▼

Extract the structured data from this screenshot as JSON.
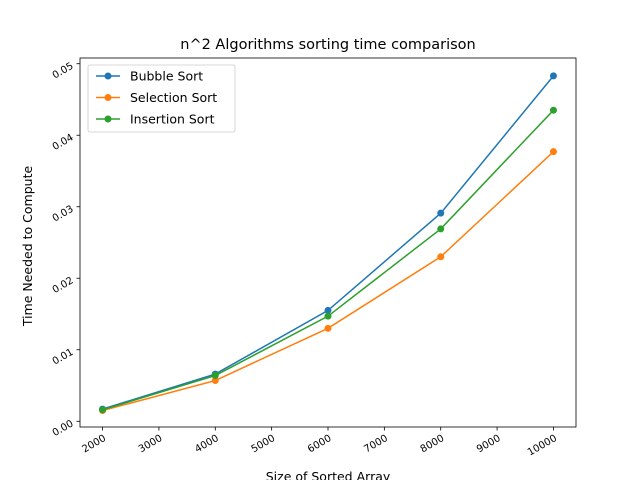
{
  "chart_data": {
    "type": "line",
    "title": "n^2 Algorithms sorting time comparison",
    "xlabel": "Size of Sorted Array",
    "ylabel": "Time Needed to Compute",
    "x": [
      2000,
      4000,
      6000,
      8000,
      10000
    ],
    "x_ticks": [
      "2000",
      "3000",
      "4000",
      "5000",
      "6000",
      "7000",
      "8000",
      "9000",
      "10000"
    ],
    "y_ticks": [
      "0.00",
      "0.01",
      "0.02",
      "0.03",
      "0.04",
      "0.05"
    ],
    "xlim": [
      1600,
      10400
    ],
    "ylim": [
      -0.0008,
      0.0508
    ],
    "grid": false,
    "legend_position": "top-left",
    "series": [
      {
        "name": "Bubble Sort",
        "color": "#1f77b4",
        "values": [
          0.0017,
          0.0066,
          0.0155,
          0.0291,
          0.0483
        ]
      },
      {
        "name": "Selection Sort",
        "color": "#ff7f0e",
        "values": [
          0.0015,
          0.0057,
          0.013,
          0.023,
          0.0377
        ]
      },
      {
        "name": "Insertion Sort",
        "color": "#2ca02c",
        "values": [
          0.0016,
          0.0064,
          0.0147,
          0.0269,
          0.0435
        ]
      }
    ]
  }
}
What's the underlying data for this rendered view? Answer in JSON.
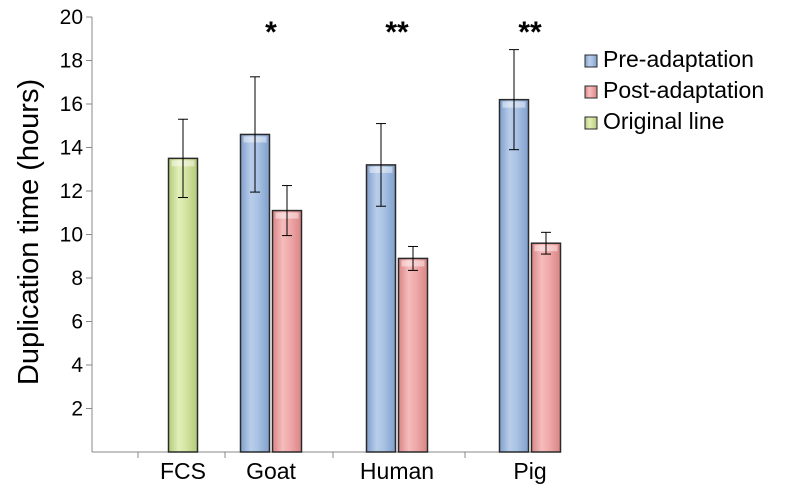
{
  "chart_data": {
    "type": "bar",
    "ylabel": "Duplication time (hours)",
    "xlabel": "",
    "ylim": [
      0,
      20
    ],
    "yticks": [
      2,
      4,
      6,
      8,
      10,
      12,
      14,
      16,
      18,
      20
    ],
    "categories": [
      "FCS",
      "Goat",
      "Human",
      "Pig"
    ],
    "series": [
      {
        "name": "Pre-adaptation",
        "color": "#a9c2e4",
        "values": [
          null,
          14.6,
          13.2,
          16.2
        ],
        "errors": [
          null,
          2.65,
          1.9,
          2.3
        ]
      },
      {
        "name": "Post-adaptation",
        "color": "#efa9a9",
        "values": [
          null,
          11.1,
          8.9,
          9.6
        ],
        "errors": [
          null,
          1.15,
          0.55,
          0.5
        ]
      },
      {
        "name": "Original line",
        "color": "#d4e5a3",
        "values": [
          13.5,
          null,
          null,
          null
        ],
        "errors": [
          1.8,
          null,
          null,
          null
        ]
      }
    ],
    "significance": [
      "",
      "*",
      "**",
      "**"
    ],
    "grid": false,
    "legend_position": "top-right"
  }
}
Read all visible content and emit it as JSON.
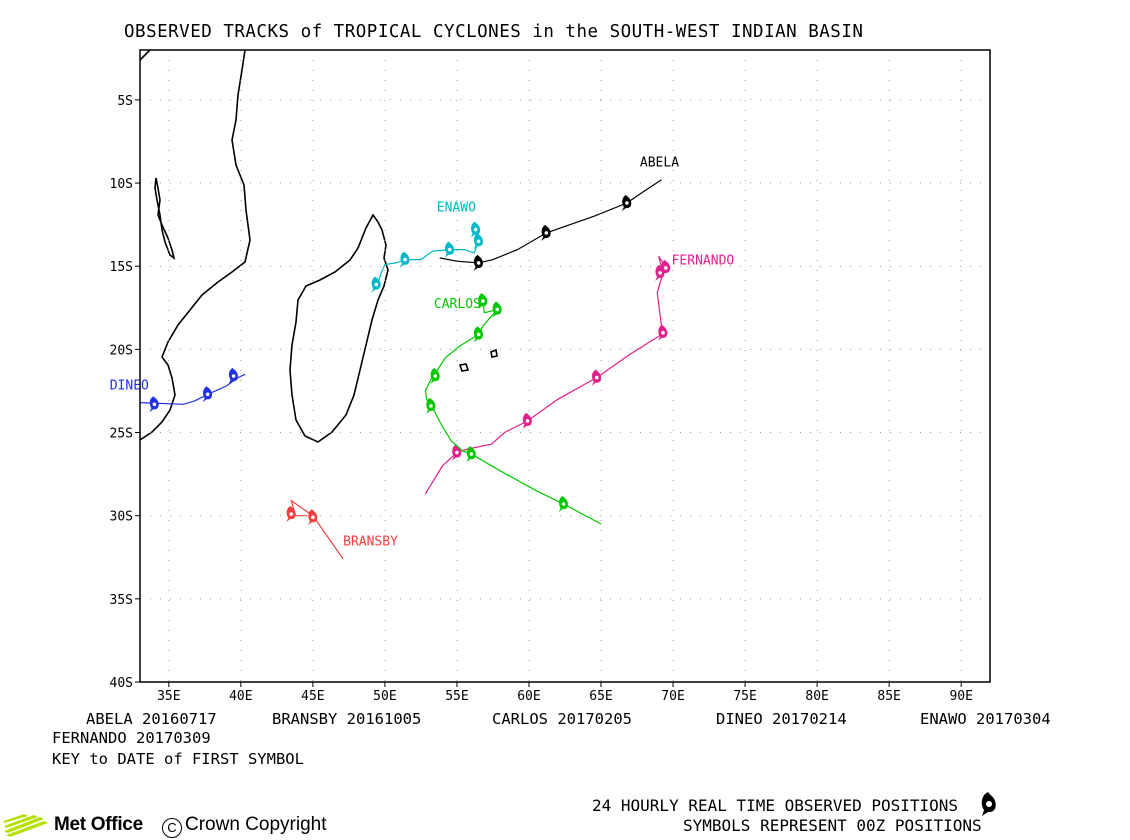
{
  "title": "OBSERVED TRACKS of TROPICAL CYCLONES in the SOUTH-WEST INDIAN BASIN",
  "axes": {
    "lat_ticks": [
      "5S",
      "10S",
      "15S",
      "20S",
      "25S",
      "30S",
      "35S",
      "40S"
    ],
    "lon_ticks": [
      "35E",
      "40E",
      "45E",
      "50E",
      "55E",
      "60E",
      "65E",
      "70E",
      "75E",
      "80E",
      "85E",
      "90E"
    ],
    "lon_range": [
      33,
      92
    ],
    "lat_range": [
      -40,
      -2
    ]
  },
  "storms": [
    {
      "name": "ABELA",
      "color": "#000000",
      "track": [
        [
          69.2,
          -9.8
        ],
        [
          67.8,
          -10.6
        ],
        [
          66.8,
          -11.2
        ],
        [
          64.5,
          -12.0
        ],
        [
          61.2,
          -13.0
        ],
        [
          59.2,
          -14.0
        ],
        [
          57.5,
          -14.6
        ],
        [
          56.5,
          -14.8
        ],
        [
          55.0,
          -14.7
        ],
        [
          53.8,
          -14.5
        ]
      ],
      "symbols": [
        [
          66.8,
          -11.2
        ],
        [
          61.2,
          -13.0
        ],
        [
          56.5,
          -14.8
        ]
      ]
    },
    {
      "name": "ENAWO",
      "color": "#00b8c8",
      "track": [
        [
          56.3,
          -12.7
        ],
        [
          56.5,
          -13.5
        ],
        [
          56.2,
          -14.2
        ],
        [
          55.5,
          -14.0
        ],
        [
          54.5,
          -14.0
        ],
        [
          53.3,
          -14.1
        ],
        [
          52.5,
          -14.6
        ],
        [
          51.4,
          -14.6
        ],
        [
          50.8,
          -14.8
        ],
        [
          50.0,
          -14.9
        ],
        [
          49.7,
          -15.5
        ],
        [
          49.5,
          -16.1
        ]
      ],
      "symbols": [
        [
          56.3,
          -12.8
        ],
        [
          56.5,
          -13.5
        ],
        [
          54.5,
          -14.0
        ],
        [
          51.4,
          -14.6
        ],
        [
          49.4,
          -16.1
        ]
      ]
    },
    {
      "name": "FERNANDO",
      "color": "#e0208c",
      "track": [
        [
          69.6,
          -15.2
        ],
        [
          69.0,
          -14.4
        ],
        [
          69.3,
          -15.4
        ],
        [
          68.9,
          -16.6
        ],
        [
          69.2,
          -18.6
        ],
        [
          69.4,
          -19.0
        ],
        [
          67.0,
          -20.3
        ],
        [
          64.7,
          -21.7
        ],
        [
          62.0,
          -23.0
        ],
        [
          59.9,
          -24.3
        ],
        [
          58.3,
          -25.0
        ],
        [
          57.4,
          -25.7
        ],
        [
          55.7,
          -26.0
        ],
        [
          55.0,
          -26.2
        ],
        [
          54.0,
          -27.0
        ],
        [
          52.8,
          -28.7
        ]
      ],
      "symbols": [
        [
          69.5,
          -15.1
        ],
        [
          69.1,
          -15.4
        ],
        [
          69.3,
          -19.0
        ],
        [
          64.7,
          -21.7
        ],
        [
          59.9,
          -24.3
        ],
        [
          55.0,
          -26.2
        ]
      ]
    },
    {
      "name": "CARLOS",
      "color": "#00c800",
      "track": [
        [
          56.8,
          -17.0
        ],
        [
          56.9,
          -17.8
        ],
        [
          57.8,
          -17.6
        ],
        [
          57.4,
          -18.0
        ],
        [
          56.8,
          -18.6
        ],
        [
          56.5,
          -19.1
        ],
        [
          55.2,
          -19.8
        ],
        [
          54.2,
          -20.5
        ],
        [
          53.6,
          -21.3
        ],
        [
          53.2,
          -21.8
        ],
        [
          52.8,
          -22.5
        ],
        [
          52.9,
          -23.0
        ],
        [
          53.3,
          -23.5
        ],
        [
          53.9,
          -24.5
        ],
        [
          54.6,
          -25.5
        ],
        [
          55.4,
          -26.1
        ],
        [
          56.0,
          -26.3
        ],
        [
          58.0,
          -27.3
        ],
        [
          60.5,
          -28.5
        ],
        [
          62.4,
          -29.3
        ],
        [
          65.0,
          -30.5
        ]
      ],
      "symbols": [
        [
          56.8,
          -17.1
        ],
        [
          57.8,
          -17.6
        ],
        [
          56.5,
          -19.1
        ],
        [
          53.5,
          -21.6
        ],
        [
          53.2,
          -23.4
        ],
        [
          56.0,
          -26.3
        ],
        [
          62.4,
          -29.3
        ]
      ]
    },
    {
      "name": "DINEO",
      "color": "#2030e8",
      "track": [
        [
          33.0,
          -23.2
        ],
        [
          36.0,
          -23.3
        ],
        [
          36.8,
          -23.1
        ],
        [
          37.7,
          -22.7
        ],
        [
          39.0,
          -22.2
        ],
        [
          39.8,
          -21.7
        ],
        [
          40.3,
          -21.5
        ]
      ],
      "symbols": [
        [
          34.0,
          -23.3
        ],
        [
          37.7,
          -22.7
        ],
        [
          39.5,
          -21.6
        ]
      ]
    },
    {
      "name": "BRANSBY",
      "color": "#f04040",
      "track": [
        [
          47.1,
          -32.6
        ],
        [
          45.0,
          -30.0
        ],
        [
          43.5,
          -29.1
        ],
        [
          43.8,
          -30.0
        ],
        [
          44.6,
          -30.0
        ]
      ],
      "symbols": [
        [
          43.5,
          -29.9
        ],
        [
          45.0,
          -30.1
        ]
      ]
    }
  ],
  "label_positions_note_removed": true,
  "key_entries": [
    {
      "name": "ABELA",
      "date": "20160717"
    },
    {
      "name": "BRANSBY",
      "date": "20161005"
    },
    {
      "name": "CARLOS",
      "date": "20170205"
    },
    {
      "name": "DINEO",
      "date": "20170214"
    },
    {
      "name": "ENAWO",
      "date": "20170304"
    },
    {
      "name": "FERNANDO",
      "date": "20170309"
    }
  ],
  "key_caption": "KEY to DATE of FIRST SYMBOL",
  "footer": {
    "positions": "24 HOURLY REAL TIME OBSERVED POSITIONS",
    "symbols": "SYMBOLS REPRESENT 00Z POSITIONS"
  },
  "brand": {
    "name": "Met Office",
    "copyright": "Crown Copyright",
    "copyright_symbol": "C"
  },
  "colors": {
    "frame": "#000000",
    "grid": "#9a9a9a",
    "logo": "#b4e000"
  },
  "icons": [
    "cyclone-symbol-icon",
    "met-office-logo-icon"
  ]
}
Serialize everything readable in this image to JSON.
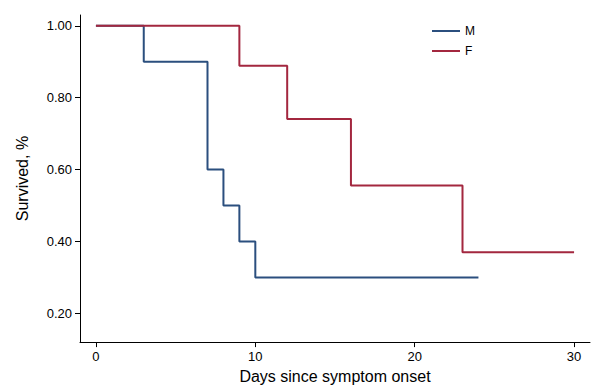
{
  "chart_data": {
    "type": "line",
    "line_style": "step",
    "x_label": "Days since symptom onset",
    "y_label": "Survived, %",
    "xlim": [
      -1,
      31
    ],
    "xticks": [
      0,
      10,
      20,
      30
    ],
    "ylim": [
      0.12,
      1.03
    ],
    "yticks": [
      {
        "value": 0.2,
        "label": "0.20"
      },
      {
        "value": 0.4,
        "label": "0.40"
      },
      {
        "value": 0.6,
        "label": "0.60"
      },
      {
        "value": 0.8,
        "label": "0.80"
      },
      {
        "value": 1,
        "label": "1.00"
      }
    ],
    "grid": false,
    "legend": "upper right",
    "series": [
      {
        "name": "M",
        "color": "#2b4f7e",
        "x": [
          0,
          3,
          7,
          8,
          9,
          10,
          24
        ],
        "values": [
          1.0,
          0.9,
          0.6,
          0.5,
          0.4,
          0.3,
          0.3
        ]
      },
      {
        "name": "F",
        "color": "#a3273f",
        "x": [
          0,
          9,
          12,
          16,
          23,
          30
        ],
        "values": [
          1.0,
          0.889,
          0.741,
          0.556,
          0.37,
          0.37
        ]
      }
    ]
  }
}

▲

Exercise description:
Find the word "this" and list each line it appears in.

Reply to the exercise:
Extract the structured data from this screenshot as JSON.
What's the underlying data for this rendered view? Answer in JSON.
Serialize everything readable in this image to JSON.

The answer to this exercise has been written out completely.